=== Instructions for the task ===
Your answer should be a single number: the count of lines that include the word "Output".

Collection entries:
--- start ---
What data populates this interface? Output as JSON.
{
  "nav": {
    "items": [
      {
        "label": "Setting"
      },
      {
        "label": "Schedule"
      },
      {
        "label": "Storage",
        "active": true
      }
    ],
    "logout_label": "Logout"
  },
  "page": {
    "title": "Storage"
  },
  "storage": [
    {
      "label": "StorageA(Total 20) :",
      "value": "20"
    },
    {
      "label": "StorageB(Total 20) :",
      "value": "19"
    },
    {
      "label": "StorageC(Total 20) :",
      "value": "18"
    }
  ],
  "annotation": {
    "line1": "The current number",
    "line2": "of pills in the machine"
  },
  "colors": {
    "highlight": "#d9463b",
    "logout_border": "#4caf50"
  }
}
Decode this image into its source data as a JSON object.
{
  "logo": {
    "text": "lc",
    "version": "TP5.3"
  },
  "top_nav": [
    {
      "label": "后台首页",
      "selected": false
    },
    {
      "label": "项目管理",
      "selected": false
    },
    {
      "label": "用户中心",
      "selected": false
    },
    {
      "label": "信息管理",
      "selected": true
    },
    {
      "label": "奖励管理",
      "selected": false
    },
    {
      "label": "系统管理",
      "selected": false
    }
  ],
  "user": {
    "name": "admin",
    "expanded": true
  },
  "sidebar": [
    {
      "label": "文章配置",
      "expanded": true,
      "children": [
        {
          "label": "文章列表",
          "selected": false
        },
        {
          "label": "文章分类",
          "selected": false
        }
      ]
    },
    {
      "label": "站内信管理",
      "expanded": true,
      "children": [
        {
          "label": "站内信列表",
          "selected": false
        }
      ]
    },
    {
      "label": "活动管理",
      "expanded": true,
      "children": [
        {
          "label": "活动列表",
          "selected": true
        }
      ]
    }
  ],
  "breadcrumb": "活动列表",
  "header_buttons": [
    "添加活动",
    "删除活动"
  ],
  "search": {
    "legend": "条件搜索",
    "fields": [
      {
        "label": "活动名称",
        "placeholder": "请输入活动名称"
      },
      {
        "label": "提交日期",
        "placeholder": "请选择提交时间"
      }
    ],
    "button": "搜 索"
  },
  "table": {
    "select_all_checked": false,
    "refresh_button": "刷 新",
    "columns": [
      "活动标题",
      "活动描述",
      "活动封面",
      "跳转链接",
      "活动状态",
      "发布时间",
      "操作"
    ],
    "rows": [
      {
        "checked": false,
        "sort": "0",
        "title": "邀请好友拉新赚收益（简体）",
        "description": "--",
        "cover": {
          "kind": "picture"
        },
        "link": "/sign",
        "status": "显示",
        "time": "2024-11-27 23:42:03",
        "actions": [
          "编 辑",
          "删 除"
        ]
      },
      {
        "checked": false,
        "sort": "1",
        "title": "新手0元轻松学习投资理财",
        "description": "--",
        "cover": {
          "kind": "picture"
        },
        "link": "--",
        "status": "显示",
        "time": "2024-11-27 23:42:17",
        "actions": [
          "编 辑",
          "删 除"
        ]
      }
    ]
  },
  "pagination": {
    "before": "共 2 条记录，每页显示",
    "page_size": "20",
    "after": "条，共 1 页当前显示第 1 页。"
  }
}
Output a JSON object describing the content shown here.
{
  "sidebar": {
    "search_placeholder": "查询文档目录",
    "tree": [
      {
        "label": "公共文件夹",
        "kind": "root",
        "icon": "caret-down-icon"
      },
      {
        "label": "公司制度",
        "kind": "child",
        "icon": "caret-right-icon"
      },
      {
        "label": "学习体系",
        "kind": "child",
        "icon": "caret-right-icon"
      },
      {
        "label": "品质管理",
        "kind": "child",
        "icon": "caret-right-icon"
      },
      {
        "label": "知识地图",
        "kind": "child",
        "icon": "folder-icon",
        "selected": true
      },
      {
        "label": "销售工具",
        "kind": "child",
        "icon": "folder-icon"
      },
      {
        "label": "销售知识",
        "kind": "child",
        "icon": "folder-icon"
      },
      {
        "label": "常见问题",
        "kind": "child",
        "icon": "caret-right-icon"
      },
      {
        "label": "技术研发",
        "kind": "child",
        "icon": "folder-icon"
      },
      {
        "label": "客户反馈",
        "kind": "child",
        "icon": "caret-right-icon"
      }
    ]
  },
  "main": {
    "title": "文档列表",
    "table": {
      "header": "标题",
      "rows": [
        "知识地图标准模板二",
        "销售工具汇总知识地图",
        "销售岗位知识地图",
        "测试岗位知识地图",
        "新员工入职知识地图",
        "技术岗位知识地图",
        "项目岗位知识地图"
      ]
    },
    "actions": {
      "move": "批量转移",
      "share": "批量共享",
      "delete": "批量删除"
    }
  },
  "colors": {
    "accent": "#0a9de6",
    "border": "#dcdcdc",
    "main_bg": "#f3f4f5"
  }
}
--- end ---
=== Written answer ===
2